# [Data entries]
----

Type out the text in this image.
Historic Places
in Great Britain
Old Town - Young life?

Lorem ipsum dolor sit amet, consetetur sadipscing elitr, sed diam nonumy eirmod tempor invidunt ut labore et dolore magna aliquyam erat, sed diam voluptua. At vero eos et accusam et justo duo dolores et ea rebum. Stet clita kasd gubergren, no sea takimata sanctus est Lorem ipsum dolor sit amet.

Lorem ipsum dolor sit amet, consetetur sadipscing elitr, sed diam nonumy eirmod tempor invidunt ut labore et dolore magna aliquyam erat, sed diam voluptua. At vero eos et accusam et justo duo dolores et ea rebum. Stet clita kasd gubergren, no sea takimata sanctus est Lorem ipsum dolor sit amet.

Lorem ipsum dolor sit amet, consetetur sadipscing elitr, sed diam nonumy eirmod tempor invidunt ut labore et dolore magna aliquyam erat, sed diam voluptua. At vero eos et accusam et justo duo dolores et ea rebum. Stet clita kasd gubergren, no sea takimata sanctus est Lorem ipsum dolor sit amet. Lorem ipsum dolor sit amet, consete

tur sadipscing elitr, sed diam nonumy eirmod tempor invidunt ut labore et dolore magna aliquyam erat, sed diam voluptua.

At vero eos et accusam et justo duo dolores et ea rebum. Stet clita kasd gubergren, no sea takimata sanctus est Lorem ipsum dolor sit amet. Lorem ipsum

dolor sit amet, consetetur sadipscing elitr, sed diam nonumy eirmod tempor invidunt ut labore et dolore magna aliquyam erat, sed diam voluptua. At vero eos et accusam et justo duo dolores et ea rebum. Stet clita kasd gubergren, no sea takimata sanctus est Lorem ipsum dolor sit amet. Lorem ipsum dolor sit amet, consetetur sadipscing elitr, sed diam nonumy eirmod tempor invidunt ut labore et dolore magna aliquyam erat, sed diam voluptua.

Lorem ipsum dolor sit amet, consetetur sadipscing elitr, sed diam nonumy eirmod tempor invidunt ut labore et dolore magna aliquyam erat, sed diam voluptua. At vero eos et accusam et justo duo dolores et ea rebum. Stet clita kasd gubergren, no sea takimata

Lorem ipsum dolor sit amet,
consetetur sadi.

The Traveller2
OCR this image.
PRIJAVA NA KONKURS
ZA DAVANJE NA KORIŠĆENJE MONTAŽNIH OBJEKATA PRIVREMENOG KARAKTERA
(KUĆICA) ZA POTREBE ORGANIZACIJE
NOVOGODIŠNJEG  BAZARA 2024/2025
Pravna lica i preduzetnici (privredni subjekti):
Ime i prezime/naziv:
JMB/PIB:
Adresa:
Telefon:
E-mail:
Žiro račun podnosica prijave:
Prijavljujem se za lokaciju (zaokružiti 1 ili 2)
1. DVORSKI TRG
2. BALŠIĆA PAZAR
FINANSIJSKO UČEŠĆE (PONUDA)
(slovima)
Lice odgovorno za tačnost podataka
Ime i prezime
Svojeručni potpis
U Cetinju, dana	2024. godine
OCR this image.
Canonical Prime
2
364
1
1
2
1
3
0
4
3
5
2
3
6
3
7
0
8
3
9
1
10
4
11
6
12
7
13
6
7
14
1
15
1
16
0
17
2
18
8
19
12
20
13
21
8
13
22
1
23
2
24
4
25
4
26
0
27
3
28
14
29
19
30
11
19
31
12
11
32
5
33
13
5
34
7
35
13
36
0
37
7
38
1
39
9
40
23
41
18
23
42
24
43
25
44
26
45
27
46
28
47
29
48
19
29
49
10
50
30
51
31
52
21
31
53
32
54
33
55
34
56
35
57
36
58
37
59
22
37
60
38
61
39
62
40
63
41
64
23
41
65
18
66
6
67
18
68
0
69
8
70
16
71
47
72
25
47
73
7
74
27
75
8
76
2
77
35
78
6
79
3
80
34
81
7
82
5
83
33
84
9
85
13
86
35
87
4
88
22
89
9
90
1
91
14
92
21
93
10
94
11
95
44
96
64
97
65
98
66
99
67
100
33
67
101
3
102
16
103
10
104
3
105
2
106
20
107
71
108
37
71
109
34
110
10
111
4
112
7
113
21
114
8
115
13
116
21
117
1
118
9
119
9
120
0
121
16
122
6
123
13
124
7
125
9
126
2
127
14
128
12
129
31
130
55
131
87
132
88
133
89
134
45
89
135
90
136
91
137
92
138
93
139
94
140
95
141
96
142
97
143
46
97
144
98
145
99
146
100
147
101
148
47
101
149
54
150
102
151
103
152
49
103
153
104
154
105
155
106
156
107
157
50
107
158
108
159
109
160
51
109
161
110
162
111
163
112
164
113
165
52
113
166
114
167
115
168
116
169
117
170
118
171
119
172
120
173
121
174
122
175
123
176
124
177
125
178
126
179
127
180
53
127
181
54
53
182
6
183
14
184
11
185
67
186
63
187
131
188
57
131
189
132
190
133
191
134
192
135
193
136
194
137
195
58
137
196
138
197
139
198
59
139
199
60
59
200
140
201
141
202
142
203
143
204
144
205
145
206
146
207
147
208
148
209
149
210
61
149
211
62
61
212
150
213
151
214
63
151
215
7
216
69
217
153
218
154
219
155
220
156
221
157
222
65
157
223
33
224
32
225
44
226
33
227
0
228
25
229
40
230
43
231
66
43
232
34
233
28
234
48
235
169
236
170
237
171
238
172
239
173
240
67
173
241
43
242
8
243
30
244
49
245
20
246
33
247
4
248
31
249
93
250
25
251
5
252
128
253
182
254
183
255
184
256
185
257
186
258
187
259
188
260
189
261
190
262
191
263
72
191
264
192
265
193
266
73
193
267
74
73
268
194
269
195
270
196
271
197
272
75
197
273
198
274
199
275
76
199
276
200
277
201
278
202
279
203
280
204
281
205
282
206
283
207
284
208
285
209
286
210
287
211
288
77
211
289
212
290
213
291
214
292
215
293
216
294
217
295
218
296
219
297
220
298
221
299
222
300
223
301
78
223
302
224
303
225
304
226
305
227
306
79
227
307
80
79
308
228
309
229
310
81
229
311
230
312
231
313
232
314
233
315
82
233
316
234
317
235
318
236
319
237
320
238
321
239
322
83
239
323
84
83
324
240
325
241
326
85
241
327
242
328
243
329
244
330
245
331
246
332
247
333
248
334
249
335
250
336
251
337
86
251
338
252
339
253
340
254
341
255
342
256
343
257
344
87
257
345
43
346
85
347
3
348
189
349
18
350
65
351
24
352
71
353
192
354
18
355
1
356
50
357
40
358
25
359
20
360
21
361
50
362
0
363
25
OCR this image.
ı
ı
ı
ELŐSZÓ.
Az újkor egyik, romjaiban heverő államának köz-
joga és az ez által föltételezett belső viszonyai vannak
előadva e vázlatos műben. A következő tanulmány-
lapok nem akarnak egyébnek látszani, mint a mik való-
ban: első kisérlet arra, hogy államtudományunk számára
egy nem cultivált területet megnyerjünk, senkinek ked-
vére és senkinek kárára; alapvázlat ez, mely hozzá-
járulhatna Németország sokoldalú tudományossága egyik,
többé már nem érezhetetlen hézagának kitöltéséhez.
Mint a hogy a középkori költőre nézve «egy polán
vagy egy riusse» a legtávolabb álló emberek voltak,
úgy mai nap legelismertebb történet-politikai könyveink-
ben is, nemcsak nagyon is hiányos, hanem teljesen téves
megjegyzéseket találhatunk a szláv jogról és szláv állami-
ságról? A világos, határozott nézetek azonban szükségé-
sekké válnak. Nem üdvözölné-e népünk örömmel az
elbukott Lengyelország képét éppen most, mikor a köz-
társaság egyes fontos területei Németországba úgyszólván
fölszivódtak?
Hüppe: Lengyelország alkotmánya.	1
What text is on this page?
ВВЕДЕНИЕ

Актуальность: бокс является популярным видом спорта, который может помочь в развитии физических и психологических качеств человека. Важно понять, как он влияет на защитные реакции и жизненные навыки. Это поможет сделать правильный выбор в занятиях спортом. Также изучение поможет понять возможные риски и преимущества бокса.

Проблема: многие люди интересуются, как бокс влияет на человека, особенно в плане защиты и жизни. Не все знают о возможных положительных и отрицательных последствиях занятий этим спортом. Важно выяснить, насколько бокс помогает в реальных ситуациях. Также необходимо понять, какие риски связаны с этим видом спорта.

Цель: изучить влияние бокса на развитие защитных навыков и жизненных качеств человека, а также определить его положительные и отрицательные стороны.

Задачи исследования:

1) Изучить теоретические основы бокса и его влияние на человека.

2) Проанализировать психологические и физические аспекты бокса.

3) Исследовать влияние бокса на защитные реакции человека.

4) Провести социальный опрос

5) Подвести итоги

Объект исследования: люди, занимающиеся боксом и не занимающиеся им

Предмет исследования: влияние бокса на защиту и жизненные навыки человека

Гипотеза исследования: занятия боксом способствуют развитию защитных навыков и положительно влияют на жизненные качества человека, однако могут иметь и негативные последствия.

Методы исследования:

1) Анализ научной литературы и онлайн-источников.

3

----

# [Exercise instructions]
Show every line in the entries where the string "hogy" occurs.

# [Response to the exercise]
ban: első kisérlet arra, hogy államtudományunk számára
Mint a hogy a középkori költőre nézve «egy polán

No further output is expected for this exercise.